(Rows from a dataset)
Begin
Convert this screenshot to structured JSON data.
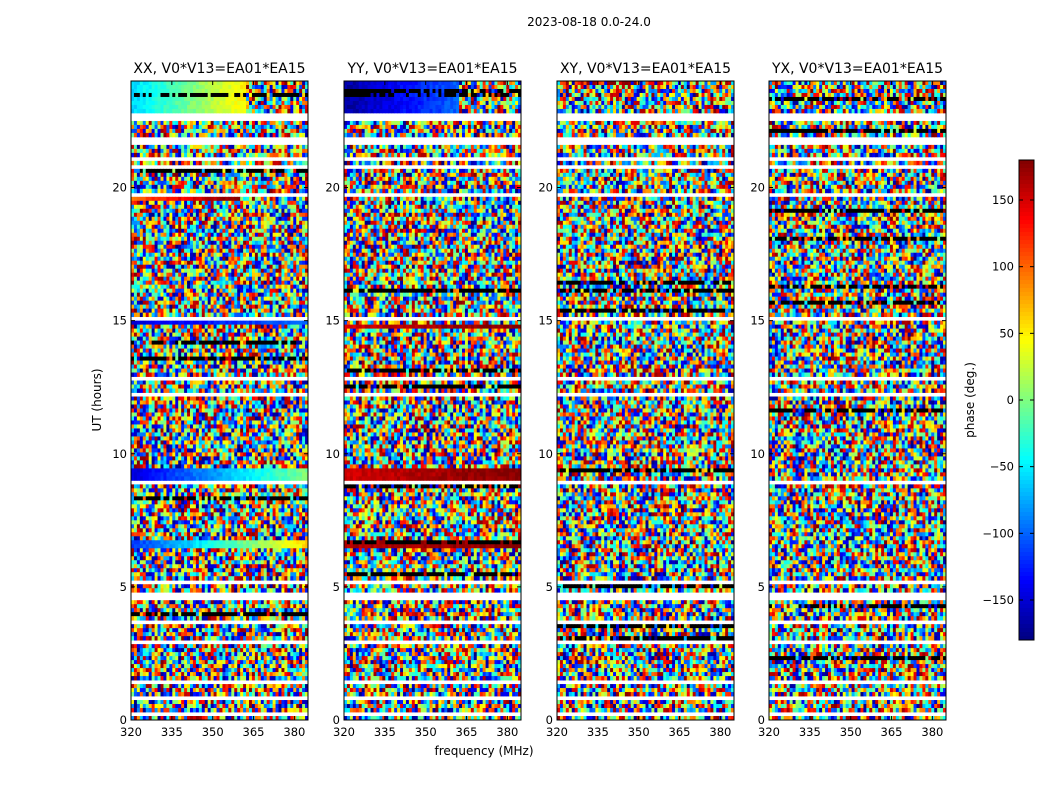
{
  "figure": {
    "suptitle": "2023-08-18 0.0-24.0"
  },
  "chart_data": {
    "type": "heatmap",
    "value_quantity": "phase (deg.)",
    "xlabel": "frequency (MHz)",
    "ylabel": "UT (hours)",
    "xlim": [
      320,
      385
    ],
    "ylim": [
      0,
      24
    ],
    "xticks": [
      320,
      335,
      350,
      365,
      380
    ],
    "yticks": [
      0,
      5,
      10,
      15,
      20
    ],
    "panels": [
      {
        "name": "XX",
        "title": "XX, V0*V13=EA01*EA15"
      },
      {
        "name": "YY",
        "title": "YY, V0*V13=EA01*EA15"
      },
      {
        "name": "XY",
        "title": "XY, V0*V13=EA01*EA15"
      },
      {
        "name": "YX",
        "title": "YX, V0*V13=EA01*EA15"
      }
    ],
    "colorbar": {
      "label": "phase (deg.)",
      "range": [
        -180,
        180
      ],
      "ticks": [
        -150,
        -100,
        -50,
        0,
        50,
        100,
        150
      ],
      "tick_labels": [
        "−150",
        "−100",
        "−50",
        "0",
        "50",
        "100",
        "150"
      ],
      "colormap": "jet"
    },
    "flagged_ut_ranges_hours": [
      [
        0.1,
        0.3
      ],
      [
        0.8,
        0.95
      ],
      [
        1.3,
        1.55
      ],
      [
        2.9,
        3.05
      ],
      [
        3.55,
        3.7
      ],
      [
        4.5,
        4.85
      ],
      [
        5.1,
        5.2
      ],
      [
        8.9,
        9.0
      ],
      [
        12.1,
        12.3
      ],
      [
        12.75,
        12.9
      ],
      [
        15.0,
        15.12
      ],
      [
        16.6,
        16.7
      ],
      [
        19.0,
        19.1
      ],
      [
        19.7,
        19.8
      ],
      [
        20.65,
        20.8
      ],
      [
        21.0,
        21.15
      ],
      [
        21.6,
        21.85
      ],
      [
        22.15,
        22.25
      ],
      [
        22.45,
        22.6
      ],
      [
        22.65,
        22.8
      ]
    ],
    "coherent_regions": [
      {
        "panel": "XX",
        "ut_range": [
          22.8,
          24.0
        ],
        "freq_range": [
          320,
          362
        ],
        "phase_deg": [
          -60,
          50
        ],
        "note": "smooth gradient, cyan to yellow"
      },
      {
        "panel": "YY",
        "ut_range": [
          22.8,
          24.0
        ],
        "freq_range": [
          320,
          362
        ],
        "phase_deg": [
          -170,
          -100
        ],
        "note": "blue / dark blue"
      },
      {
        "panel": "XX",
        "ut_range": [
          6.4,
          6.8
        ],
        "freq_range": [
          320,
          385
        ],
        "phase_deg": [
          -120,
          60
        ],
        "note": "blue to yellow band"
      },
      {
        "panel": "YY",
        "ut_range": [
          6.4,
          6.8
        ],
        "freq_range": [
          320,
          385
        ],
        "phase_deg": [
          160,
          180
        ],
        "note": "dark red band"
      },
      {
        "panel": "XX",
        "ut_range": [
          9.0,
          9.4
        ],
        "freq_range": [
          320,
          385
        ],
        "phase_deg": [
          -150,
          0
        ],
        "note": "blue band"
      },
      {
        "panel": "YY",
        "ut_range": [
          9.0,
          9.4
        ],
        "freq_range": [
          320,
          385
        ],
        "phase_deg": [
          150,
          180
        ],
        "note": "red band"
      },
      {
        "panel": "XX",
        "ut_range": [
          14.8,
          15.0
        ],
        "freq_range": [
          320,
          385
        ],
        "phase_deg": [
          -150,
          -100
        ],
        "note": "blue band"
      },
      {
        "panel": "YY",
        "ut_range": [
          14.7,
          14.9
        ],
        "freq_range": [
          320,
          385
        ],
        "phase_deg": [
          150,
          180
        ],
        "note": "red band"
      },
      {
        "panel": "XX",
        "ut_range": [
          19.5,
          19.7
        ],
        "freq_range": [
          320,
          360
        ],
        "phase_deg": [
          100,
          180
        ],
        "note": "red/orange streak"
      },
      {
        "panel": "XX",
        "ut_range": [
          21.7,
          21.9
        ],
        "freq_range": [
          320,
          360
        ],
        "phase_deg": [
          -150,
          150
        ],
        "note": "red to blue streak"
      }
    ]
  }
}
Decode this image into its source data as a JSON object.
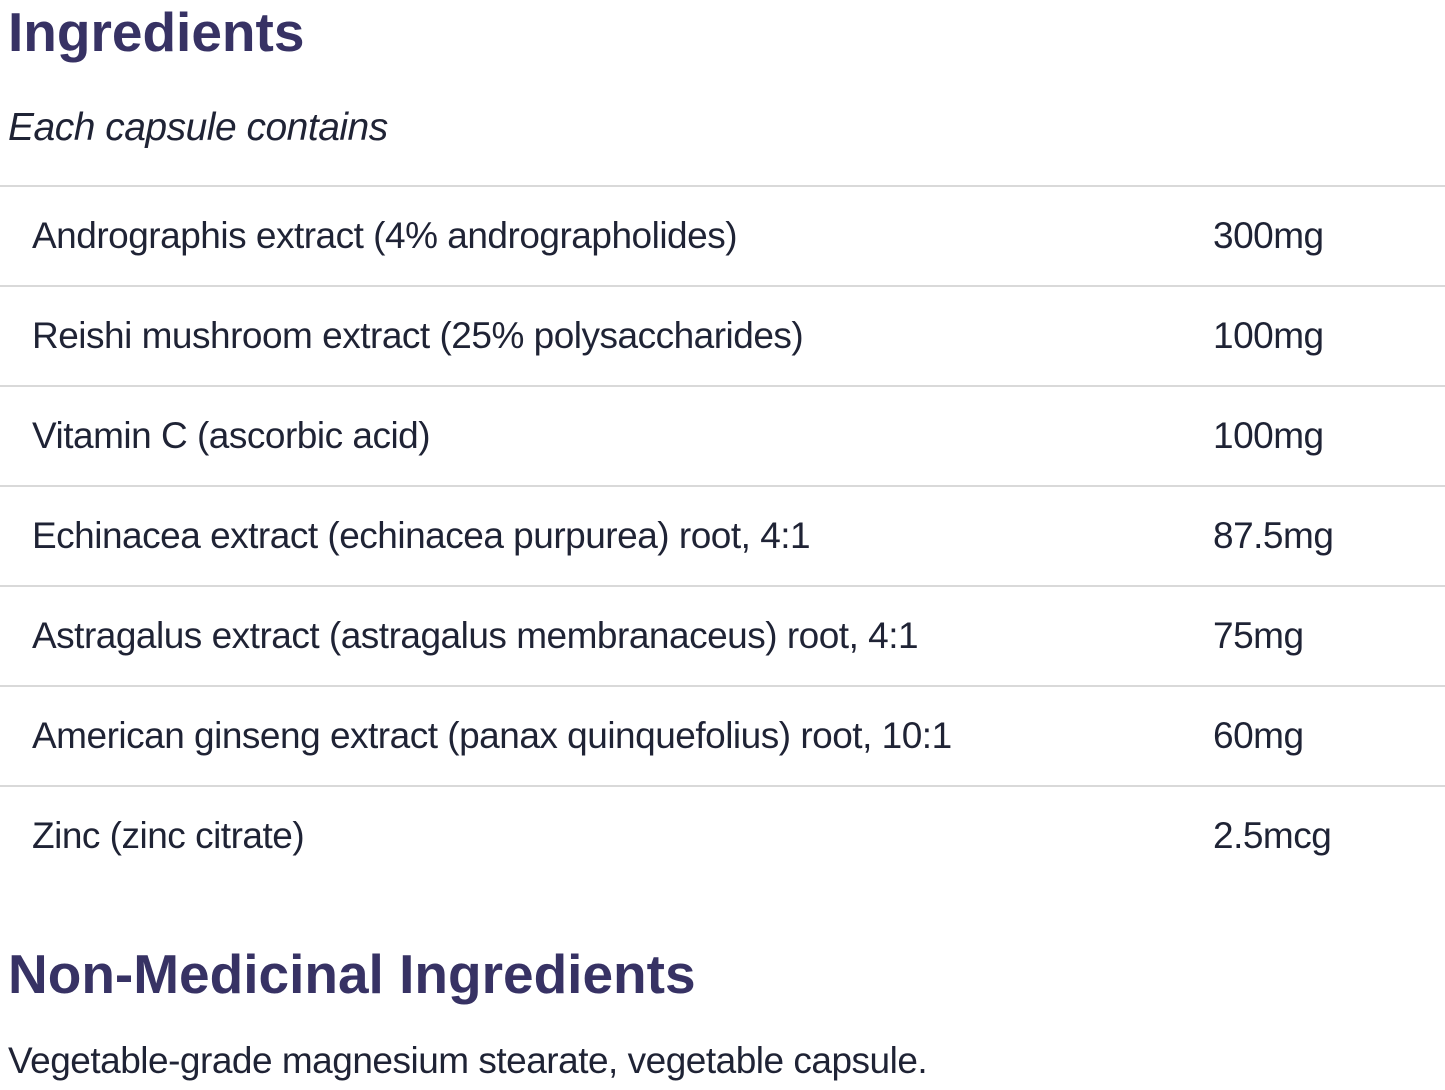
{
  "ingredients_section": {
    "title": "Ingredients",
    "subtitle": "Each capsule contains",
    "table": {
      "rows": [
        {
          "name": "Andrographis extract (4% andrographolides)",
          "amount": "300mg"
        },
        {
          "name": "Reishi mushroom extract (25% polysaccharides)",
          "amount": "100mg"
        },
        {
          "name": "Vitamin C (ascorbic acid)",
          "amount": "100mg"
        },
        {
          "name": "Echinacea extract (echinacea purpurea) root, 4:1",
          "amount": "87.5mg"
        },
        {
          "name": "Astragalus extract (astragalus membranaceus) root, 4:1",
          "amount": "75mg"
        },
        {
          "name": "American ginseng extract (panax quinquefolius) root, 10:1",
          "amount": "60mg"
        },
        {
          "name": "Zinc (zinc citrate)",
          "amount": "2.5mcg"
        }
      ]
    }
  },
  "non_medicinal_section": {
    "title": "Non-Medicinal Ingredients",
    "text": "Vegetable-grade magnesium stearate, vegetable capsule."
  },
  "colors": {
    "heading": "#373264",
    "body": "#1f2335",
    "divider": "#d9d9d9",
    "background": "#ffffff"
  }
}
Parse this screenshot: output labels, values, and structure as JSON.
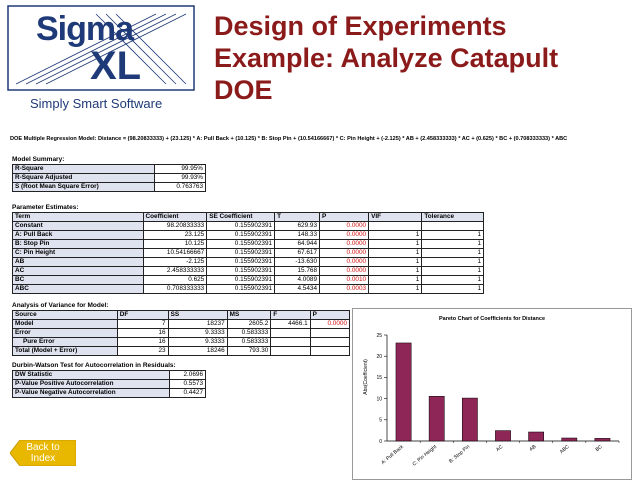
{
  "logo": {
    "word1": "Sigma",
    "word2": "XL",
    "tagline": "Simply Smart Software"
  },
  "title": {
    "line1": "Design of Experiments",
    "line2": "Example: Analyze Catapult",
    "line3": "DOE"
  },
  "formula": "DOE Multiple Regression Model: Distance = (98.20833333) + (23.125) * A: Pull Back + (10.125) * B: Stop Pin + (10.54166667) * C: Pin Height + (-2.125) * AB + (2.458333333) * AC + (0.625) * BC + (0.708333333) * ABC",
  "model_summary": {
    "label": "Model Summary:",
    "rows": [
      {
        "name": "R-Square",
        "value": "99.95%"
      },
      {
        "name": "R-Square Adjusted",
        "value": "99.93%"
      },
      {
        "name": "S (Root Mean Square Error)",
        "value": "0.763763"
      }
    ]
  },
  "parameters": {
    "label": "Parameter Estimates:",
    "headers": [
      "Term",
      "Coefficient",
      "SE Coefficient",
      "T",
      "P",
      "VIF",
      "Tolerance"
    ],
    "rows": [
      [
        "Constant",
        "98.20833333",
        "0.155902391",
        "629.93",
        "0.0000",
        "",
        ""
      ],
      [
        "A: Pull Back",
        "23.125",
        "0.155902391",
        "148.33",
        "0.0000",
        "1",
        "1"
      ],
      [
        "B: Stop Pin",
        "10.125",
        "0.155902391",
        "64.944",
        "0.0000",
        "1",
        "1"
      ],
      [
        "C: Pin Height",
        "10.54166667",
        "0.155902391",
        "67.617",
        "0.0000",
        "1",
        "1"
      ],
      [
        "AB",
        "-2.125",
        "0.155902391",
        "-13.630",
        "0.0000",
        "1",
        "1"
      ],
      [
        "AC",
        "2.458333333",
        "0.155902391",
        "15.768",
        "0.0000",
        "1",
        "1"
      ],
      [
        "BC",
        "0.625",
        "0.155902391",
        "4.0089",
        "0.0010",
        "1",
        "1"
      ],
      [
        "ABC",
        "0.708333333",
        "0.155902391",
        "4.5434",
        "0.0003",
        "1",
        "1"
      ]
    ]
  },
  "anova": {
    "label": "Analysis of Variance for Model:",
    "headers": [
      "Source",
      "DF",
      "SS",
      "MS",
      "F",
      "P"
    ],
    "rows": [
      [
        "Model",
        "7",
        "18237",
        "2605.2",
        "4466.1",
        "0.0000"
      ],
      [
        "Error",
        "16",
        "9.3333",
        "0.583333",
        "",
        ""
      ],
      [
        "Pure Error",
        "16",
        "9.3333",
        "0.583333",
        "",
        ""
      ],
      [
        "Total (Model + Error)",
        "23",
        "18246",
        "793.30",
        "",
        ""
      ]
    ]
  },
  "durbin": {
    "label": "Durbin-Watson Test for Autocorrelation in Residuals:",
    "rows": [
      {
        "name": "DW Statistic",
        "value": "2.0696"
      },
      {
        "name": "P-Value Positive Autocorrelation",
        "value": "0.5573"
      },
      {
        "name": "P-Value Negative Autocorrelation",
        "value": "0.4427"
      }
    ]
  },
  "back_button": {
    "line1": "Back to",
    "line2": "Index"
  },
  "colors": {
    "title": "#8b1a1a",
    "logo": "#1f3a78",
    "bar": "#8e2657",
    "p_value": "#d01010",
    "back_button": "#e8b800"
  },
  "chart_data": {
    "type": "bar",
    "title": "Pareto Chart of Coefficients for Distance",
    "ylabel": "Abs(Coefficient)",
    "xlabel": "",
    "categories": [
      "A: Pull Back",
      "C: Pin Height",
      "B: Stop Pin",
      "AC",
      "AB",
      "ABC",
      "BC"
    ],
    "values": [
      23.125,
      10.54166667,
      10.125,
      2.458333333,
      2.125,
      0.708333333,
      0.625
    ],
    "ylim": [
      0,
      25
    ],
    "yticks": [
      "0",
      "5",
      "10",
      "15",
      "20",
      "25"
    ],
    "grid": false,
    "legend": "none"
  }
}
End
_Your task_
For the string "JSON", count the lines of the entries above that include it; answer with the number only.

_Output for this exercise_
3